**Work required**
Return each entry below line by line, character for character, with nothing changed.

Entries from a collection
[Start]

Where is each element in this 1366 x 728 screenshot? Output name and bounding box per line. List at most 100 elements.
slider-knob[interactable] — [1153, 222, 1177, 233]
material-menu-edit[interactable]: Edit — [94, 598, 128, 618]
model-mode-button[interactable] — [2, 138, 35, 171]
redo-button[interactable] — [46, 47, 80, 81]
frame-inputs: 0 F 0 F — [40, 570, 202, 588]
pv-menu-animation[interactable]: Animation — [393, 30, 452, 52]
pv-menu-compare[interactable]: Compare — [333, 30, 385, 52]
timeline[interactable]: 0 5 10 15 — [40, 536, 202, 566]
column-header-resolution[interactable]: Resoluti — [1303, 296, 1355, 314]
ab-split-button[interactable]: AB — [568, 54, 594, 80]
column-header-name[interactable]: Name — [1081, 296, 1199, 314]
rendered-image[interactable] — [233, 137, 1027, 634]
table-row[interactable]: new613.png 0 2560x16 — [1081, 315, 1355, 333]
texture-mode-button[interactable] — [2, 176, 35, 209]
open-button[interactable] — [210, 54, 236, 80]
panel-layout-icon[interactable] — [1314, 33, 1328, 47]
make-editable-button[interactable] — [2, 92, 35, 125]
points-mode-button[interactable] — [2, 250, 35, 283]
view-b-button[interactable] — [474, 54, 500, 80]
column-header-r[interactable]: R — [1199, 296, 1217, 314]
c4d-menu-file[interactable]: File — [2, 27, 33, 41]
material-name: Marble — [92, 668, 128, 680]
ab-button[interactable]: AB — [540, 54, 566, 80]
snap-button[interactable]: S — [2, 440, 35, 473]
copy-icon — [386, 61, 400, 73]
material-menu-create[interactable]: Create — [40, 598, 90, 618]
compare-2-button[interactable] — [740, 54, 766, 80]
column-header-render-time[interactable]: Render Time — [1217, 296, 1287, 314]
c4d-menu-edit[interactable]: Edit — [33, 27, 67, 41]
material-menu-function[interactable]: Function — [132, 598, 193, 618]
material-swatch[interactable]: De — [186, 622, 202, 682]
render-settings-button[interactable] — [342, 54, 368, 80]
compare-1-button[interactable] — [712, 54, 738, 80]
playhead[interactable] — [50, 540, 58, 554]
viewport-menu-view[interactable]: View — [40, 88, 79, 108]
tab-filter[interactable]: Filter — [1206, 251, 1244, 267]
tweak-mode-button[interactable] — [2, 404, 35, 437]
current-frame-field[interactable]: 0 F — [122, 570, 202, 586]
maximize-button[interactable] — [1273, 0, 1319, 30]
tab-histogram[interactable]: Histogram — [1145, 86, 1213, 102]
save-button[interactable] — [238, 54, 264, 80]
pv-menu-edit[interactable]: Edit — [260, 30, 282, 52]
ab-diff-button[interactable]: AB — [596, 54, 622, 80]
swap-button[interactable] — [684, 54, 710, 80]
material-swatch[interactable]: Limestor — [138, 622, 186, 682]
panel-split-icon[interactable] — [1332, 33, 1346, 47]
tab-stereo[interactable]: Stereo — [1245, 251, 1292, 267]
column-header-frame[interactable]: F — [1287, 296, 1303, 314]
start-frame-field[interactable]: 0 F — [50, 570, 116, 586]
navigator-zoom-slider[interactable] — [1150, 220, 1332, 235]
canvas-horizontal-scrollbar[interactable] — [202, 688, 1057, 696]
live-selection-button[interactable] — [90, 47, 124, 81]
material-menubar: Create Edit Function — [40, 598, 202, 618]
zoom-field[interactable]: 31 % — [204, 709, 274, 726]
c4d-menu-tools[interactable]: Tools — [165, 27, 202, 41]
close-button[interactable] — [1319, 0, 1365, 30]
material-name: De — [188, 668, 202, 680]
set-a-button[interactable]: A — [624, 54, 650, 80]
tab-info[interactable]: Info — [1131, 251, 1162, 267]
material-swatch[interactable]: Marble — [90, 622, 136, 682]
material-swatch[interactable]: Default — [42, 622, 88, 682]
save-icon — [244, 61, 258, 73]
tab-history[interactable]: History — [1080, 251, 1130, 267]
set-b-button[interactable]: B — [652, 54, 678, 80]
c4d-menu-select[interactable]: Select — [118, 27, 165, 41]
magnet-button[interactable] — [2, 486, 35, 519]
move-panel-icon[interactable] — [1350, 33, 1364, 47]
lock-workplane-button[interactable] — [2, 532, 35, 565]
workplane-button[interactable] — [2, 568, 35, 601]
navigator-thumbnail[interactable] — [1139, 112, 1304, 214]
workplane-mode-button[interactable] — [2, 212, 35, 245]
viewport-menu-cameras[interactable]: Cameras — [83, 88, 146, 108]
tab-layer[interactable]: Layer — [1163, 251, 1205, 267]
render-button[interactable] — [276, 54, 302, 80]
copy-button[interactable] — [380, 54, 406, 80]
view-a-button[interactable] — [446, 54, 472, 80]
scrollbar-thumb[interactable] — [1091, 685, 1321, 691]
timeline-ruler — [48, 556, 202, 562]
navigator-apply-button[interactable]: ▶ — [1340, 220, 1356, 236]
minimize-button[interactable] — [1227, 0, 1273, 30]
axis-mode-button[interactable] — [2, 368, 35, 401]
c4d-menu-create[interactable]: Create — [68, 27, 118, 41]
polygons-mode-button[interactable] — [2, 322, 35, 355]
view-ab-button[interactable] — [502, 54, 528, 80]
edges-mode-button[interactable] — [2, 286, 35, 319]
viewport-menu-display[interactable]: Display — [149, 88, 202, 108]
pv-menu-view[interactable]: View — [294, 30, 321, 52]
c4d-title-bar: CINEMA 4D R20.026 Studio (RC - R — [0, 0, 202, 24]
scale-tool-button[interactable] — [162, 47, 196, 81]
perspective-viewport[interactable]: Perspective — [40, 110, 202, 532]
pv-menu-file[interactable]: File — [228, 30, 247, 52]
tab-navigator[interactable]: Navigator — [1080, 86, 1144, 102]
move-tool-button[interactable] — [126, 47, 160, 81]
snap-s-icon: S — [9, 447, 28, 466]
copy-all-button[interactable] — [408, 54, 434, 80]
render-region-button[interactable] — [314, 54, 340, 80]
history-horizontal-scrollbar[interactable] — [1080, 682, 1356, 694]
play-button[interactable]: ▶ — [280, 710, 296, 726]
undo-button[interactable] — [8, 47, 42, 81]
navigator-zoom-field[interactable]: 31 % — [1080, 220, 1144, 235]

[End]

**Task solution**
Where is each element in this 1366 x 728 screenshot? Output name and bounding box per line. List at most 100 elements.
slider-knob[interactable] — [1153, 222, 1177, 233]
material-menu-edit[interactable]: Edit — [94, 598, 128, 618]
model-mode-button[interactable] — [2, 138, 35, 171]
redo-button[interactable] — [46, 47, 80, 81]
frame-inputs: 0 F 0 F — [40, 570, 202, 588]
pv-menu-animation[interactable]: Animation — [393, 30, 452, 52]
pv-menu-compare[interactable]: Compare — [333, 30, 385, 52]
timeline[interactable]: 0 5 10 15 — [40, 536, 202, 566]
column-header-resolution[interactable]: Resoluti — [1303, 296, 1355, 314]
ab-split-button[interactable]: AB — [568, 54, 594, 80]
column-header-name[interactable]: Name — [1081, 296, 1199, 314]
rendered-image[interactable] — [233, 137, 1027, 634]
table-row[interactable]: new613.png 0 2560x16 — [1081, 315, 1355, 333]
texture-mode-button[interactable] — [2, 176, 35, 209]
open-button[interactable] — [210, 54, 236, 80]
panel-layout-icon[interactable] — [1314, 33, 1328, 47]
make-editable-button[interactable] — [2, 92, 35, 125]
points-mode-button[interactable] — [2, 250, 35, 283]
view-b-button[interactable] — [474, 54, 500, 80]
column-header-r[interactable]: R — [1199, 296, 1217, 314]
c4d-menu-file[interactable]: File — [2, 27, 33, 41]
material-name: Marble — [92, 668, 128, 680]
ab-button[interactable]: AB — [540, 54, 566, 80]
snap-button[interactable]: S — [2, 440, 35, 473]
copy-icon — [386, 61, 400, 73]
material-menu-create[interactable]: Create — [40, 598, 90, 618]
compare-2-button[interactable] — [740, 54, 766, 80]
column-header-render-time[interactable]: Render Time — [1217, 296, 1287, 314]
c4d-menu-edit[interactable]: Edit — [33, 27, 67, 41]
material-menu-function[interactable]: Function — [132, 598, 193, 618]
material-swatch[interactable]: De — [186, 622, 202, 682]
render-settings-button[interactable] — [342, 54, 368, 80]
compare-1-button[interactable] — [712, 54, 738, 80]
playhead[interactable] — [50, 540, 58, 554]
viewport-menu-view[interactable]: View — [40, 88, 79, 108]
tab-filter[interactable]: Filter — [1206, 251, 1244, 267]
tweak-mode-button[interactable] — [2, 404, 35, 437]
current-frame-field[interactable]: 0 F — [122, 570, 202, 586]
maximize-button[interactable] — [1273, 0, 1319, 30]
tab-histogram[interactable]: Histogram — [1145, 86, 1213, 102]
save-button[interactable] — [238, 54, 264, 80]
pv-menu-edit[interactable]: Edit — [260, 30, 282, 52]
ab-diff-button[interactable]: AB — [596, 54, 622, 80]
swap-button[interactable] — [684, 54, 710, 80]
material-swatch[interactable]: Limestor — [138, 622, 186, 682]
panel-split-icon[interactable] — [1332, 33, 1346, 47]
tab-stereo[interactable]: Stereo — [1245, 251, 1292, 267]
column-header-frame[interactable]: F — [1287, 296, 1303, 314]
start-frame-field[interactable]: 0 F — [50, 570, 116, 586]
navigator-zoom-slider[interactable] — [1150, 220, 1332, 235]
canvas-horizontal-scrollbar[interactable] — [202, 688, 1057, 696]
live-selection-button[interactable] — [90, 47, 124, 81]
material-menubar: Create Edit Function — [40, 598, 202, 618]
zoom-field[interactable]: 31 % — [204, 709, 274, 726]
c4d-menu-tools[interactable]: Tools — [165, 27, 202, 41]
close-button[interactable] — [1319, 0, 1365, 30]
material-name: De — [188, 668, 202, 680]
set-a-button[interactable]: A — [624, 54, 650, 80]
tab-info[interactable]: Info — [1131, 251, 1162, 267]
material-swatch[interactable]: Marble — [90, 622, 136, 682]
material-swatch[interactable]: Default — [42, 622, 88, 682]
save-icon — [244, 61, 258, 73]
tab-history[interactable]: History — [1080, 251, 1130, 267]
set-b-button[interactable]: B — [652, 54, 678, 80]
c4d-menu-select[interactable]: Select — [118, 27, 165, 41]
magnet-button[interactable] — [2, 486, 35, 519]
move-panel-icon[interactable] — [1350, 33, 1364, 47]
lock-workplane-button[interactable] — [2, 532, 35, 565]
workplane-button[interactable] — [2, 568, 35, 601]
navigator-thumbnail[interactable] — [1139, 112, 1304, 214]
workplane-mode-button[interactable] — [2, 212, 35, 245]
viewport-menu-cameras[interactable]: Cameras — [83, 88, 146, 108]
tab-layer[interactable]: Layer — [1163, 251, 1205, 267]
render-button[interactable] — [276, 54, 302, 80]
copy-button[interactable] — [380, 54, 406, 80]
view-a-button[interactable] — [446, 54, 472, 80]
scrollbar-thumb[interactable] — [1091, 685, 1321, 691]
timeline-ruler — [48, 556, 202, 562]
navigator-apply-button[interactable]: ▶ — [1340, 220, 1356, 236]
minimize-button[interactable] — [1227, 0, 1273, 30]
axis-mode-button[interactable] — [2, 368, 35, 401]
c4d-menu-create[interactable]: Create — [68, 27, 118, 41]
polygons-mode-button[interactable] — [2, 322, 35, 355]
view-ab-button[interactable] — [502, 54, 528, 80]
edges-mode-button[interactable] — [2, 286, 35, 319]
viewport-menu-display[interactable]: Display — [149, 88, 202, 108]
pv-menu-view[interactable]: View — [294, 30, 321, 52]
c4d-title-bar: CINEMA 4D R20.026 Studio (RC - R — [0, 0, 202, 24]
scale-tool-button[interactable] — [162, 47, 196, 81]
perspective-viewport[interactable]: Perspective — [40, 110, 202, 532]
pv-menu-file[interactable]: File — [228, 30, 247, 52]
tab-navigator[interactable]: Navigator — [1080, 86, 1144, 102]
move-tool-button[interactable] — [126, 47, 160, 81]
snap-s-icon: S — [9, 447, 28, 466]
copy-all-button[interactable] — [408, 54, 434, 80]
render-region-button[interactable] — [314, 54, 340, 80]
history-horizontal-scrollbar[interactable] — [1080, 682, 1356, 694]
play-button[interactable]: ▶ — [280, 710, 296, 726]
undo-button[interactable] — [8, 47, 42, 81]
navigator-zoom-field[interactable]: 31 % — [1080, 220, 1144, 235]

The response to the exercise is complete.